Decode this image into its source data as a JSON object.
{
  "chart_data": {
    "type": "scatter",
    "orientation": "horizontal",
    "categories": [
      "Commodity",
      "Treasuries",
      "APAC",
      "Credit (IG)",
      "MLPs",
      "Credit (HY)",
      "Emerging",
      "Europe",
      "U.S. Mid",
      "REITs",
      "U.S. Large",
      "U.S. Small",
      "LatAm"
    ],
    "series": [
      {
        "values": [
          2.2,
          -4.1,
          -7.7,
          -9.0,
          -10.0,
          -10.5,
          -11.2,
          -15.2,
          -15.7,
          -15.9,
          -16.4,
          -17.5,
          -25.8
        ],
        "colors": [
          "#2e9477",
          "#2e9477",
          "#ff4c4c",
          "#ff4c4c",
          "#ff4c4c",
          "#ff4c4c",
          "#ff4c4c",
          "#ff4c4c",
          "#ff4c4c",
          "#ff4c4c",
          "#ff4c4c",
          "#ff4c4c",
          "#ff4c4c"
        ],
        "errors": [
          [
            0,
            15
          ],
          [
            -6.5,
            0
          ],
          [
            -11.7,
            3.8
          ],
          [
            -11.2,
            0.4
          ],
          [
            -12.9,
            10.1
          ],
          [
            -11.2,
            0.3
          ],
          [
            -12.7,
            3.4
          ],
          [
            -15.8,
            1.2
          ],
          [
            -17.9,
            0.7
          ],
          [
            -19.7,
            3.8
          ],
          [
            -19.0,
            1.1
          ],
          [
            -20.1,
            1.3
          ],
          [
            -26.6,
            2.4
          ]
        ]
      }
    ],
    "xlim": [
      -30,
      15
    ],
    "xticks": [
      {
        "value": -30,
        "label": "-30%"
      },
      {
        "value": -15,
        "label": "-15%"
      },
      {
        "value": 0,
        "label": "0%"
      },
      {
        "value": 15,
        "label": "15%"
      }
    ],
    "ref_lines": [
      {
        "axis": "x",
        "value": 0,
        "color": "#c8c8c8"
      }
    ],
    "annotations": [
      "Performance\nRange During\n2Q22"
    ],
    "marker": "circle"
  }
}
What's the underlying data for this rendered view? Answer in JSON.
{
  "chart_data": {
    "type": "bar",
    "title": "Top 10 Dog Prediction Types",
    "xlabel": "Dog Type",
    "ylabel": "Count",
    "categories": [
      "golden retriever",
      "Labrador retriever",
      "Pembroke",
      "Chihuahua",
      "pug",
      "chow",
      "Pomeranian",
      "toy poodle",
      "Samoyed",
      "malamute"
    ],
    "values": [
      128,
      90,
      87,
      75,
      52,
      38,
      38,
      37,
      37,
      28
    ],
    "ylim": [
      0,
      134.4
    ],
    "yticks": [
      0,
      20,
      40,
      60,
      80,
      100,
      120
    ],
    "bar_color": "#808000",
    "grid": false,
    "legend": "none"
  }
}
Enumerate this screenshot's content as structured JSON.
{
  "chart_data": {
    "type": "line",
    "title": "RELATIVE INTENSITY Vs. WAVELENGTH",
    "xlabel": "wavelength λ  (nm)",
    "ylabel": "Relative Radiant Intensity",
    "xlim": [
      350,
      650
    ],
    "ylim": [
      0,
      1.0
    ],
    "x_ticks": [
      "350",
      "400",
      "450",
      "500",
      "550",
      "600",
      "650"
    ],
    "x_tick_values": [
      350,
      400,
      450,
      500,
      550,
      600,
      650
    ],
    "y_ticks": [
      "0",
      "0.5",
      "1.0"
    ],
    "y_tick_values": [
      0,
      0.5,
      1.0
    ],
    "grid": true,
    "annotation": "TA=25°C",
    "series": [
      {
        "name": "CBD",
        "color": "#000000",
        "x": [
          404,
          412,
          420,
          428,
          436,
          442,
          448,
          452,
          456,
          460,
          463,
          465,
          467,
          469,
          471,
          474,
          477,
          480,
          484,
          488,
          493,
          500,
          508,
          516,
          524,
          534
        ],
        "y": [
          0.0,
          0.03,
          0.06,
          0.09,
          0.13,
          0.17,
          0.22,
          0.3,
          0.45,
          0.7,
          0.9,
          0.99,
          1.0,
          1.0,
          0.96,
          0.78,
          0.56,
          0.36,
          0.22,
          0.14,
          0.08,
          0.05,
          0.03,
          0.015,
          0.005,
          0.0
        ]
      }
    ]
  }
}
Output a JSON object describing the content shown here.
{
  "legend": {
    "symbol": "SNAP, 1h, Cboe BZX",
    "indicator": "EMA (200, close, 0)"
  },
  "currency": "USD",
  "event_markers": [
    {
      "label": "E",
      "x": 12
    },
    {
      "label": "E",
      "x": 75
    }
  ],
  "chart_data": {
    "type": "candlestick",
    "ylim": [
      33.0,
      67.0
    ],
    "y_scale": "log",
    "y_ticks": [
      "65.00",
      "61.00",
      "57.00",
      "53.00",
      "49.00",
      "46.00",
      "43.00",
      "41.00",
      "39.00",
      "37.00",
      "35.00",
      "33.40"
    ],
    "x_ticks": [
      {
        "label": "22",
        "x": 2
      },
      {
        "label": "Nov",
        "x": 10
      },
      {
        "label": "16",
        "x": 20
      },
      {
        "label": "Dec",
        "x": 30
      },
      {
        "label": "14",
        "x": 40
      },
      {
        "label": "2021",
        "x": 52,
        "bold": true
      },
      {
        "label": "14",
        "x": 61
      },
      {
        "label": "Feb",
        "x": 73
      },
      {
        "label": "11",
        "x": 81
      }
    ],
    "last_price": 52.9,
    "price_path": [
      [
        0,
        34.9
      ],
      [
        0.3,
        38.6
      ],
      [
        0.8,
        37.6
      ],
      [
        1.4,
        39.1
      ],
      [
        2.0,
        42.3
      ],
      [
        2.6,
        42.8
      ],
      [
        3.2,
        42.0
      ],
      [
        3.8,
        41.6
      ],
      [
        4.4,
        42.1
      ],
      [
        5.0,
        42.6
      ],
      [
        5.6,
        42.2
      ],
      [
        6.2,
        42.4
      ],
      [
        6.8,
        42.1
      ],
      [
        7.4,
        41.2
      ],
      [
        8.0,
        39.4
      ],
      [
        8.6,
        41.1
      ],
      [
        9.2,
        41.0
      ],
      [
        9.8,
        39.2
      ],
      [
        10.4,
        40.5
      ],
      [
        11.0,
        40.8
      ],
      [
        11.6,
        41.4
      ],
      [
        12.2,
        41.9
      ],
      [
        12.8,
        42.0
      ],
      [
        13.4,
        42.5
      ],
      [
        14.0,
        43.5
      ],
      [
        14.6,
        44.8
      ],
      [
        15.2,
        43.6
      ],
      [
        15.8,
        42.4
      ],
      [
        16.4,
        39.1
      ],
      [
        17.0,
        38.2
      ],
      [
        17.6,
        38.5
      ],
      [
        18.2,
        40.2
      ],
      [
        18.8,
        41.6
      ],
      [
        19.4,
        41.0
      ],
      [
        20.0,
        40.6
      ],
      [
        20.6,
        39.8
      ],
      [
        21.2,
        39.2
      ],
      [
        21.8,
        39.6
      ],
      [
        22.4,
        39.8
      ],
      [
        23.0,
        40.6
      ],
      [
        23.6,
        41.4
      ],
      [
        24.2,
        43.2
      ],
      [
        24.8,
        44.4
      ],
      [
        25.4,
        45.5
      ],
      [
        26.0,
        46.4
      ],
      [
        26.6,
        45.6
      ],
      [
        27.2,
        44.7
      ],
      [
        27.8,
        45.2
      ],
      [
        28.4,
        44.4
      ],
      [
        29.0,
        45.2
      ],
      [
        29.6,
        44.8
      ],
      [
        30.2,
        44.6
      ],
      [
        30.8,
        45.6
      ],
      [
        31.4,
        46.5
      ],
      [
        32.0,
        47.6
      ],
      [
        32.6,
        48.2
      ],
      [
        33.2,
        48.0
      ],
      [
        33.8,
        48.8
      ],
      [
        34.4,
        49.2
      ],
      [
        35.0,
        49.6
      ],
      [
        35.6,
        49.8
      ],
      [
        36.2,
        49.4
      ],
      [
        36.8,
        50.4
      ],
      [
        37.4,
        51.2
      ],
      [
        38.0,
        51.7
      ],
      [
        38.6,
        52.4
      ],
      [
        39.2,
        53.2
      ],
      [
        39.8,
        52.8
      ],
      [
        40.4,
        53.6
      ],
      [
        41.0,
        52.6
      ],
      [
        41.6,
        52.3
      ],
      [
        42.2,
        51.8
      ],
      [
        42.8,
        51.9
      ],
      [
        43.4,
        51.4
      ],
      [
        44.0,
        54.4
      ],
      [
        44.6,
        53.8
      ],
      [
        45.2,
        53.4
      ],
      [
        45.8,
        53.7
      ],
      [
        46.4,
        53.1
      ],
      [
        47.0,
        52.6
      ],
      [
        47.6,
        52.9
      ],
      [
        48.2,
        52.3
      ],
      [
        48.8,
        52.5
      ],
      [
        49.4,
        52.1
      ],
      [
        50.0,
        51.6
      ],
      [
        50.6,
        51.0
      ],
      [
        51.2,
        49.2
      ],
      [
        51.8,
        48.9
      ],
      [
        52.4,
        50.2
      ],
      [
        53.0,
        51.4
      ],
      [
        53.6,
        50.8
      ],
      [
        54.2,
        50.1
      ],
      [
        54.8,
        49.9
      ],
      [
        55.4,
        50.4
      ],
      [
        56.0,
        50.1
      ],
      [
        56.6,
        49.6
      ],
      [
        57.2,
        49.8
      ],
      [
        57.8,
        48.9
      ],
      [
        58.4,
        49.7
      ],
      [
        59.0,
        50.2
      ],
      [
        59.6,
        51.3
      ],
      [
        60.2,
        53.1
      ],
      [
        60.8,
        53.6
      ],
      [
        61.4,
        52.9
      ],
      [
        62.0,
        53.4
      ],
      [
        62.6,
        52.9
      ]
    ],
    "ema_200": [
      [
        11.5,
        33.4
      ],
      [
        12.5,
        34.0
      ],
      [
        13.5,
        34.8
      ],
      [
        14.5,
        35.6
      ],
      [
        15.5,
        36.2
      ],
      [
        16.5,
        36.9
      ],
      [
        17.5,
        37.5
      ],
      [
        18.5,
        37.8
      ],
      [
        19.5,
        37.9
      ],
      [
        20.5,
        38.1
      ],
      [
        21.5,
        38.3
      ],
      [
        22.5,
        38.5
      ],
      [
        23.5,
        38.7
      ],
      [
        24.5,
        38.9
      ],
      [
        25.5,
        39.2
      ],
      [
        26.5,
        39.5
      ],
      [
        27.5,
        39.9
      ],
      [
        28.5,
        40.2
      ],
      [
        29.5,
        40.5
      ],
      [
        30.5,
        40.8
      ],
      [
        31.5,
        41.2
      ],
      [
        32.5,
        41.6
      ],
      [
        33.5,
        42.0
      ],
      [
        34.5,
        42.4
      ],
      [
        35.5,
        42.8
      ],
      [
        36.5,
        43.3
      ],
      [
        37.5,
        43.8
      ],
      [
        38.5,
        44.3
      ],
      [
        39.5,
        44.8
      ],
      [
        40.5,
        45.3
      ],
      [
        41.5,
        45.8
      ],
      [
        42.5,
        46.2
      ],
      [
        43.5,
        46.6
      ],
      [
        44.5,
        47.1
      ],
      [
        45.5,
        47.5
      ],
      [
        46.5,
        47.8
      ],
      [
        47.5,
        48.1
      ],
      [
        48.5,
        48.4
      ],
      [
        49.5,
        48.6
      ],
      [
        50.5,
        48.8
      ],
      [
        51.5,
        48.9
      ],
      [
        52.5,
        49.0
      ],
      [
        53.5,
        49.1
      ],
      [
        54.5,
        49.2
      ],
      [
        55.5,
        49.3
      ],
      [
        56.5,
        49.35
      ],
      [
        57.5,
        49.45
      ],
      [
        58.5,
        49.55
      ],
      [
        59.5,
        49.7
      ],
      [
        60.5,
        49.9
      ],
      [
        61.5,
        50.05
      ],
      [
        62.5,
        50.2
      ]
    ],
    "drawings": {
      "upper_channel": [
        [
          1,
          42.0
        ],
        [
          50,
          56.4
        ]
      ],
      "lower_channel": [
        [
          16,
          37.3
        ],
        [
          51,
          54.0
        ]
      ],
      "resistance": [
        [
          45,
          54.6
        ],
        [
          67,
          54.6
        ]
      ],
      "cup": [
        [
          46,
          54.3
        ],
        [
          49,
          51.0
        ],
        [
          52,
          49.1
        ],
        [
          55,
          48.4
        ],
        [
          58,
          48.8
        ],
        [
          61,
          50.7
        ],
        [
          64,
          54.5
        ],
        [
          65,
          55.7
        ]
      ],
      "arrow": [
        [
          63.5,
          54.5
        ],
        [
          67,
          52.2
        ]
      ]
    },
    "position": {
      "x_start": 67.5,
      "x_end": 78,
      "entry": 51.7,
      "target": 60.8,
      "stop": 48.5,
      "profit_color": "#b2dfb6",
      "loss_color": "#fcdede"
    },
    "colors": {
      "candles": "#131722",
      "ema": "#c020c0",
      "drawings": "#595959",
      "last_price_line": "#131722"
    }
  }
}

» **STATED TASK**
Pull out all lines containing the word "ylabel" from the entries above.

» **REPLY**
    "ylabel": "Count",
    "ylabel": "Relative Radiant Intensity",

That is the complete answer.